* [Extracted material]
....
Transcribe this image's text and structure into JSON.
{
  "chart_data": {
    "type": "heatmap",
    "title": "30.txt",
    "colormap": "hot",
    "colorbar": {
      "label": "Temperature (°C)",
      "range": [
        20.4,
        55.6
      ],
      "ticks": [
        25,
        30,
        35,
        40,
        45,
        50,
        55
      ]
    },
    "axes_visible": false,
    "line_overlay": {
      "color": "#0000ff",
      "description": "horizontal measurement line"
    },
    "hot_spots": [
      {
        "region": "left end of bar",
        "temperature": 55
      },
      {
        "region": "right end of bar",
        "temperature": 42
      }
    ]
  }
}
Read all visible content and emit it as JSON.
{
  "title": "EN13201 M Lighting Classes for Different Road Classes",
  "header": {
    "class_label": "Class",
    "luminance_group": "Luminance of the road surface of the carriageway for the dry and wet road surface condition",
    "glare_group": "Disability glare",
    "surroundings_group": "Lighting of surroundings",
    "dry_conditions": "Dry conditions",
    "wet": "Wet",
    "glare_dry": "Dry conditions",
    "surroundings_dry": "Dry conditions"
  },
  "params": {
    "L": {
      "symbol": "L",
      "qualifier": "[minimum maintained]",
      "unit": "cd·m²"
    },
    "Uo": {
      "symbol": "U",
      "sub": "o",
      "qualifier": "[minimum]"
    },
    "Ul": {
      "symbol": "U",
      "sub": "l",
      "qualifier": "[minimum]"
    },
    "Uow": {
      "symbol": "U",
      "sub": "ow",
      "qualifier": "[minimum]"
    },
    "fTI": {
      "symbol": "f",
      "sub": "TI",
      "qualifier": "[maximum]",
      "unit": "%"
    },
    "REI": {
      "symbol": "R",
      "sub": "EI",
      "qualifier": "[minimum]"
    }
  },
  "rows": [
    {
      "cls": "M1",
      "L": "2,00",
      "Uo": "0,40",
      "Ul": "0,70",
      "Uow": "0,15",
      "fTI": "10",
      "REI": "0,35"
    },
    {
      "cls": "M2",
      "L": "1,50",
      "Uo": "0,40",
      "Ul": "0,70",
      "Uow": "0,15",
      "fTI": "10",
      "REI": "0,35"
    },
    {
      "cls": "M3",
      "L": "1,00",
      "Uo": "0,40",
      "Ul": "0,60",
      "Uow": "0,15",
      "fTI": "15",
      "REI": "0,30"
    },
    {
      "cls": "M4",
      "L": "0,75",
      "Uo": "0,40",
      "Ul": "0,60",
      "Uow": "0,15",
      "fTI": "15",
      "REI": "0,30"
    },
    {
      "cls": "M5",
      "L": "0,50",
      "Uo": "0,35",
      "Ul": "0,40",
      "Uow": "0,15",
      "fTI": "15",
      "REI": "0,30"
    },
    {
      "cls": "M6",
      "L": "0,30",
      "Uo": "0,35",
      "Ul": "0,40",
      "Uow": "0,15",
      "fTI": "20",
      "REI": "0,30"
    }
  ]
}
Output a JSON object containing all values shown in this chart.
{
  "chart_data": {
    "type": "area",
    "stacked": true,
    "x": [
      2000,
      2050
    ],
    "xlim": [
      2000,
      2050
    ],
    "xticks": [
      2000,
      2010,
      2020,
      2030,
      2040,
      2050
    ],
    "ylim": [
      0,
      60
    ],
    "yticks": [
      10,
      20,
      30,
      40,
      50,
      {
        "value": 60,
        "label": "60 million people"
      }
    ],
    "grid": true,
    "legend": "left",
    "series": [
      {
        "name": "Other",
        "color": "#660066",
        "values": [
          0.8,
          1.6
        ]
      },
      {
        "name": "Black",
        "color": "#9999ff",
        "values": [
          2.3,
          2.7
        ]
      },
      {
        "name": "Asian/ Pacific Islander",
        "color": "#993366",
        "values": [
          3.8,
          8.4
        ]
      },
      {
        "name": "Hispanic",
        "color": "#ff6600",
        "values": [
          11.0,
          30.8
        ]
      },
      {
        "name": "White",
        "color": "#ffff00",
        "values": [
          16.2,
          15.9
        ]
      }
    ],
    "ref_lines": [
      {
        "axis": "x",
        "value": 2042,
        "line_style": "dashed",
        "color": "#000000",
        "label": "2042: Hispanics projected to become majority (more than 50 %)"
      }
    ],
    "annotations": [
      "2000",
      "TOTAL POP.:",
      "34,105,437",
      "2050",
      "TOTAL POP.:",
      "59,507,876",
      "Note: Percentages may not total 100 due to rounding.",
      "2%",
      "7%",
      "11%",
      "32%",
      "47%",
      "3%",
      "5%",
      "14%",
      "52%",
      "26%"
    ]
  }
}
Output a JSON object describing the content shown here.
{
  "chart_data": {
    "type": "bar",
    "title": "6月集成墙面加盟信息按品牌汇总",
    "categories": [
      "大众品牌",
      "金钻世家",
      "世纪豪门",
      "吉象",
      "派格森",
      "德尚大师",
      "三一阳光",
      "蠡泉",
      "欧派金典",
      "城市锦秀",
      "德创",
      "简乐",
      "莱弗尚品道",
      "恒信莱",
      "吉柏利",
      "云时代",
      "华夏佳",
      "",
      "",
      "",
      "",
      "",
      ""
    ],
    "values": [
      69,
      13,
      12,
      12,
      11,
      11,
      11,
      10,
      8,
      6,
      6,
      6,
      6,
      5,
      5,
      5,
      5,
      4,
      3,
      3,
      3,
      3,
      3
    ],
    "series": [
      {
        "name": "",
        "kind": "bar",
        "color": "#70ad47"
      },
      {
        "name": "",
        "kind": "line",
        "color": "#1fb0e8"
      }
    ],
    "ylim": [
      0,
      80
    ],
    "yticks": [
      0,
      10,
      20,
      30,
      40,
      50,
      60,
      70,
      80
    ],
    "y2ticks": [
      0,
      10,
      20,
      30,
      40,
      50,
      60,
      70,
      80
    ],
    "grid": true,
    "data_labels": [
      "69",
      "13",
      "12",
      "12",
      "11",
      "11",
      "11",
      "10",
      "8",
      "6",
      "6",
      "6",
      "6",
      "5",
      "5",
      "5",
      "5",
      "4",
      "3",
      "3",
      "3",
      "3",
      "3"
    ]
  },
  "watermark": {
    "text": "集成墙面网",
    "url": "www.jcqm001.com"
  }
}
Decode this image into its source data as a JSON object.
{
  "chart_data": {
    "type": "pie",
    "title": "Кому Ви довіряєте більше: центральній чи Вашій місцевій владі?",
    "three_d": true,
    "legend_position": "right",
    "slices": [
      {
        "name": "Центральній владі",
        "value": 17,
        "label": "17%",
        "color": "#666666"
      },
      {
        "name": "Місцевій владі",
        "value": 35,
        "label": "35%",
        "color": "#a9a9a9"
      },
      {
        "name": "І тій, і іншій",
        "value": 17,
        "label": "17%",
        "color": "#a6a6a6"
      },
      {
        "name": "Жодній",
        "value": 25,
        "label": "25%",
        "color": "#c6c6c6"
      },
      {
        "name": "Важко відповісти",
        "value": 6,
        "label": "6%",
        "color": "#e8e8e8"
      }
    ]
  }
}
....
* [Exercise instructions]
Identify every line above that includes the word "Lighting", and show those lines.

* [Solved problem]
  "title": "EN13201 M Lighting Classes for Different Road Classes",
    "surroundings_group": "Lighting of surroundings",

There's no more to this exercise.